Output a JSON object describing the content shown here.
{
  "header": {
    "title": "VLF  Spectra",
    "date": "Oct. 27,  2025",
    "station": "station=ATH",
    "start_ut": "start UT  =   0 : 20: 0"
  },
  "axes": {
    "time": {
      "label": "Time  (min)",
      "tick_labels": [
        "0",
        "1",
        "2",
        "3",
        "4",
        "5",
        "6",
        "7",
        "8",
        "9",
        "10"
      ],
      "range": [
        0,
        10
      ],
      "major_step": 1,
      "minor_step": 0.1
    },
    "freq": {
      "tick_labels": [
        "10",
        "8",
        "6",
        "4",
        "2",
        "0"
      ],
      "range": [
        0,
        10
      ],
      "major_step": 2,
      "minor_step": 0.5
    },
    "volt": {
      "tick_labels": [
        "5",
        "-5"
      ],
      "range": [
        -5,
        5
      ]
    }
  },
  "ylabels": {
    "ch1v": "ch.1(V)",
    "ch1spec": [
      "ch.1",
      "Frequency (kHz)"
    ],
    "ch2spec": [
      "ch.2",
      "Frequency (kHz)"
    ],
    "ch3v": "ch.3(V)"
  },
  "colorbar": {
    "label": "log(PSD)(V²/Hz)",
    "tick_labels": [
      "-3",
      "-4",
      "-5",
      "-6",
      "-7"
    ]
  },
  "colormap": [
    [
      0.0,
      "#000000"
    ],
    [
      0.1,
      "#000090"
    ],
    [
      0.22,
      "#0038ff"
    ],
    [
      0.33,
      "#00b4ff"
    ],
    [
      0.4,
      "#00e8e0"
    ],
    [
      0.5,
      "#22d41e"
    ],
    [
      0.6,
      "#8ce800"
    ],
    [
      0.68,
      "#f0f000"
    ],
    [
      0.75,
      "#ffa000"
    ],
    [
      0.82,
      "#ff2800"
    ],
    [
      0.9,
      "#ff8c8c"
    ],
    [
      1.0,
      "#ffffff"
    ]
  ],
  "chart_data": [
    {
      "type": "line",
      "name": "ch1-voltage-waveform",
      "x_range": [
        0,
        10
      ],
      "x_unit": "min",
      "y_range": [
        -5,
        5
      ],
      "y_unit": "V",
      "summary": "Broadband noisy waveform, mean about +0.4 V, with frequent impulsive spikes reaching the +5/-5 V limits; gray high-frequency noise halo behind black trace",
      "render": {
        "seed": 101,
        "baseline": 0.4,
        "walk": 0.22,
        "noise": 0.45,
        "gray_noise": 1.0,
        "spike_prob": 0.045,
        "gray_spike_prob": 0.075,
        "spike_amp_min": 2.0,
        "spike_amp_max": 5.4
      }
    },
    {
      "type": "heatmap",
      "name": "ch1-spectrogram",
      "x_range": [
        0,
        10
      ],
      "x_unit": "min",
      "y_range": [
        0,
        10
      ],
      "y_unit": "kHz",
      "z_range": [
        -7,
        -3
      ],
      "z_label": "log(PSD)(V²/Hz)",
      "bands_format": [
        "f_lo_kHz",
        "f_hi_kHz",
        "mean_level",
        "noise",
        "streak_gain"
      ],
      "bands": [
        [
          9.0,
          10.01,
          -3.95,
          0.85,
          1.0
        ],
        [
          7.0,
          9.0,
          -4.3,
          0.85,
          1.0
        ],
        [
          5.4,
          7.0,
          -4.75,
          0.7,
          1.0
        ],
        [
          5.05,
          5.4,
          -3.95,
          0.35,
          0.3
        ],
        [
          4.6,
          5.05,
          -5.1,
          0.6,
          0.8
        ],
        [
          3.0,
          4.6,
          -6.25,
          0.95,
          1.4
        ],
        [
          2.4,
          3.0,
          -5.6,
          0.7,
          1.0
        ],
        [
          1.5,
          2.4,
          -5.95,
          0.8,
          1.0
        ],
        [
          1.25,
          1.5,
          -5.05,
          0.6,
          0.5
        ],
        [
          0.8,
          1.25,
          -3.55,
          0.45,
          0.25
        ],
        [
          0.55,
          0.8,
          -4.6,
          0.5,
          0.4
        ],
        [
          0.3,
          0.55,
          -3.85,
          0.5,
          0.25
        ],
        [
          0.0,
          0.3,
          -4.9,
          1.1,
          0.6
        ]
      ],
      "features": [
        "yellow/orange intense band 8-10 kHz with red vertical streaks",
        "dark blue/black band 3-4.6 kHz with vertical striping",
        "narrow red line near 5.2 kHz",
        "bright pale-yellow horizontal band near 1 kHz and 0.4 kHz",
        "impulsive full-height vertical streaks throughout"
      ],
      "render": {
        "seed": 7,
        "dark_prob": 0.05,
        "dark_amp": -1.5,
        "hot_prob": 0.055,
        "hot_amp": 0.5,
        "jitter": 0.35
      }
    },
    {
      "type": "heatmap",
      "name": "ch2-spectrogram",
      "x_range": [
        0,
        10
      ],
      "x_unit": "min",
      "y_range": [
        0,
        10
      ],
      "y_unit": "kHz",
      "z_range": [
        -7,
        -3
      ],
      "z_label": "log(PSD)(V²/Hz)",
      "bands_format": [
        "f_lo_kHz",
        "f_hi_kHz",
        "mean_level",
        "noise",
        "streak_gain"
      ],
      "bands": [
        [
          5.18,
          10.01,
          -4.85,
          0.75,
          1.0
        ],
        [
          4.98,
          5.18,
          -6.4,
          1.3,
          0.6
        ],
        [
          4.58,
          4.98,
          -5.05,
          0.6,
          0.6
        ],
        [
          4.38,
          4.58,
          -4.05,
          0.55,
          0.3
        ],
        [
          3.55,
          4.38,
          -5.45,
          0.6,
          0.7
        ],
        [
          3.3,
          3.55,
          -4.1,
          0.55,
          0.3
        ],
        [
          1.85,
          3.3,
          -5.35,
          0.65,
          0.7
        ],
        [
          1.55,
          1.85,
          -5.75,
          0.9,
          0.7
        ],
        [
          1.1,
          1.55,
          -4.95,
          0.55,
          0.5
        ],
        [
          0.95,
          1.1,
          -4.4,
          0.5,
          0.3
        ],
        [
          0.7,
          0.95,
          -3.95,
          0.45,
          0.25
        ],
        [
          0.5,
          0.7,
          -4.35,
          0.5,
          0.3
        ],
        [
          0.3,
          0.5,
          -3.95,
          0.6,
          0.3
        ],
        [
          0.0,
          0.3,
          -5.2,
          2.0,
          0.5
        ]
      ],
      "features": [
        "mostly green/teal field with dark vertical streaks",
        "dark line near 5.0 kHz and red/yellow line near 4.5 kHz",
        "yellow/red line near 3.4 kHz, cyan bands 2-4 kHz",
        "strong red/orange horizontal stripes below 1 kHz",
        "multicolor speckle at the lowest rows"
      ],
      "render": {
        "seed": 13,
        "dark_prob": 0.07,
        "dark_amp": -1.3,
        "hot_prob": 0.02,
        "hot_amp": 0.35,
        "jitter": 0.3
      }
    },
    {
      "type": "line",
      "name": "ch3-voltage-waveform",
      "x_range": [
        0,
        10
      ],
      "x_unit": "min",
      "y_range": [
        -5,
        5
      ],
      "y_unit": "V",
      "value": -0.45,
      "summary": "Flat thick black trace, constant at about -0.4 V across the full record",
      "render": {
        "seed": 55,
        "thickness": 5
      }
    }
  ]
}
------------------------------
Return every record, word for word.

#### [EXERCISE RESPONSE]
Output a JSON object describing the content shown here.
{
  "header": {
    "title": "VLF  Spectra",
    "date": "Oct. 27,  2025",
    "station": "station=ATH",
    "start_ut": "start UT  =   0 : 20: 0"
  },
  "axes": {
    "time": {
      "label": "Time  (min)",
      "tick_labels": [
        "0",
        "1",
        "2",
        "3",
        "4",
        "5",
        "6",
        "7",
        "8",
        "9",
        "10"
      ],
      "range": [
        0,
        10
      ],
      "major_step": 1,
      "minor_step": 0.1
    },
    "freq": {
      "tick_labels": [
        "10",
        "8",
        "6",
        "4",
        "2",
        "0"
      ],
      "range": [
        0,
        10
      ],
      "major_step": 2,
      "minor_step": 0.5
    },
    "volt": {
      "tick_labels": [
        "5",
        "-5"
      ],
      "range": [
        -5,
        5
      ]
    }
  },
  "ylabels": {
    "ch1v": "ch.1(V)",
    "ch1spec": [
      "ch.1",
      "Frequency (kHz)"
    ],
    "ch2spec": [
      "ch.2",
      "Frequency (kHz)"
    ],
    "ch3v": "ch.3(V)"
  },
  "colorbar": {
    "label": "log(PSD)(V²/Hz)",
    "tick_labels": [
      "-3",
      "-4",
      "-5",
      "-6",
      "-7"
    ]
  },
  "colormap": [
    [
      0.0,
      "#000000"
    ],
    [
      0.1,
      "#000090"
    ],
    [
      0.22,
      "#0038ff"
    ],
    [
      0.33,
      "#00b4ff"
    ],
    [
      0.4,
      "#00e8e0"
    ],
    [
      0.5,
      "#22d41e"
    ],
    [
      0.6,
      "#8ce800"
    ],
    [
      0.68,
      "#f0f000"
    ],
    [
      0.75,
      "#ffa000"
    ],
    [
      0.82,
      "#ff2800"
    ],
    [
      0.9,
      "#ff8c8c"
    ],
    [
      1.0,
      "#ffffff"
    ]
  ],
  "chart_data": [
    {
      "type": "line",
      "name": "ch1-voltage-waveform",
      "x_range": [
        0,
        10
      ],
      "x_unit": "min",
      "y_range": [
        -5,
        5
      ],
      "y_unit": "V",
      "summary": "Broadband noisy waveform, mean about +0.4 V, with frequent impulsive spikes reaching the +5/-5 V limits; gray high-frequency noise halo behind black trace",
      "render": {
        "seed": 101,
        "baseline": 0.4,
        "walk": 0.22,
        "noise": 0.45,
        "gray_noise": 1.0,
        "spike_prob": 0.045,
        "gray_spike_prob": 0.075,
        "spike_amp_min": 2.0,
        "spike_amp_max": 5.4
      }
    },
    {
      "type": "heatmap",
      "name": "ch1-spectrogram",
      "x_range": [
        0,
        10
      ],
      "x_unit": "min",
      "y_range": [
        0,
        10
      ],
      "y_unit": "kHz",
      "z_range": [
        -7,
        -3
      ],
      "z_label": "log(PSD)(V²/Hz)",
      "bands_format": [
        "f_lo_kHz",
        "f_hi_kHz",
        "mean_level",
        "noise",
        "streak_gain"
      ],
      "bands": [
        [
          9.0,
          10.01,
          -3.95,
          0.85,
          1.0
        ],
        [
          7.0,
          9.0,
          -4.3,
          0.85,
          1.0
        ],
        [
          5.4,
          7.0,
          -4.75,
          0.7,
          1.0
        ],
        [
          5.05,
          5.4,
          -3.95,
          0.35,
          0.3
        ],
        [
          4.6,
          5.05,
          -5.1,
          0.6,
          0.8
        ],
        [
          3.0,
          4.6,
          -6.25,
          0.95,
          1.4
        ],
        [
          2.4,
          3.0,
          -5.6,
          0.7,
          1.0
        ],
        [
          1.5,
          2.4,
          -5.95,
          0.8,
          1.0
        ],
        [
          1.25,
          1.5,
          -5.05,
          0.6,
          0.5
        ],
        [
          0.8,
          1.25,
          -3.55,
          0.45,
          0.25
        ],
        [
          0.55,
          0.8,
          -4.6,
          0.5,
          0.4
        ],
        [
          0.3,
          0.55,
          -3.85,
          0.5,
          0.25
        ],
        [
          0.0,
          0.3,
          -4.9,
          1.1,
          0.6
        ]
      ],
      "features": [
        "yellow/orange intense band 8-10 kHz with red vertical streaks",
        "dark blue/black band 3-4.6 kHz with vertical striping",
        "narrow red line near 5.2 kHz",
        "bright pale-yellow horizontal band near 1 kHz and 0.4 kHz",
        "impulsive full-height vertical streaks throughout"
      ],
      "render": {
        "seed": 7,
        "dark_prob": 0.05,
        "dark_amp": -1.5,
        "hot_prob": 0.055,
        "hot_amp": 0.5,
        "jitter": 0.35
      }
    },
    {
      "type": "heatmap",
      "name": "ch2-spectrogram",
      "x_range": [
        0,
        10
      ],
      "x_unit": "min",
      "y_range": [
        0,
        10
      ],
      "y_unit": "kHz",
      "z_range": [
        -7,
        -3
      ],
      "z_label": "log(PSD)(V²/Hz)",
      "bands_format": [
        "f_lo_kHz",
        "f_hi_kHz",
        "mean_level",
        "noise",
        "streak_gain"
      ],
      "bands": [
        [
          5.18,
          10.01,
          -4.85,
          0.75,
          1.0
        ],
        [
          4.98,
          5.18,
          -6.4,
          1.3,
          0.6
        ],
        [
          4.58,
          4.98,
          -5.05,
          0.6,
          0.6
        ],
        [
          4.38,
          4.58,
          -4.05,
          0.55,
          0.3
        ],
        [
          3.55,
          4.38,
          -5.45,
          0.6,
          0.7
        ],
        [
          3.3,
          3.55,
          -4.1,
          0.55,
          0.3
        ],
        [
          1.85,
          3.3,
          -5.35,
          0.65,
          0.7
        ],
        [
          1.55,
          1.85,
          -5.75,
          0.9,
          0.7
        ],
        [
          1.1,
          1.55,
          -4.95,
          0.55,
          0.5
        ],
        [
          0.95,
          1.1,
          -4.4,
          0.5,
          0.3
        ],
        [
          0.7,
          0.95,
          -3.95,
          0.45,
          0.25
        ],
        [
          0.5,
          0.7,
          -4.35,
          0.5,
          0.3
        ],
        [
          0.3,
          0.5,
          -3.95,
          0.6,
          0.3
        ],
        [
          0.0,
          0.3,
          -5.2,
          2.0,
          0.5
        ]
      ],
      "features": [
        "mostly green/teal field with dark vertical streaks",
        "dark line near 5.0 kHz and red/yellow line near 4.5 kHz",
        "yellow/red line near 3.4 kHz, cyan bands 2-4 kHz",
        "strong red/orange horizontal stripes below 1 kHz",
        "multicolor speckle at the lowest rows"
      ],
      "render": {
        "seed": 13,
        "dark_prob": 0.07,
        "dark_amp": -1.3,
        "hot_prob": 0.02,
        "hot_amp": 0.35,
        "jitter": 0.3
      }
    },
    {
      "type": "line",
      "name": "ch3-voltage-waveform",
      "x_range": [
        0,
        10
      ],
      "x_unit": "min",
      "y_range": [
        -5,
        5
      ],
      "y_unit": "V",
      "value": -0.45,
      "summary": "Flat thick black trace, constant at about -0.4 V across the full record",
      "render": {
        "seed": 55,
        "thickness": 5
      }
    }
  ]
}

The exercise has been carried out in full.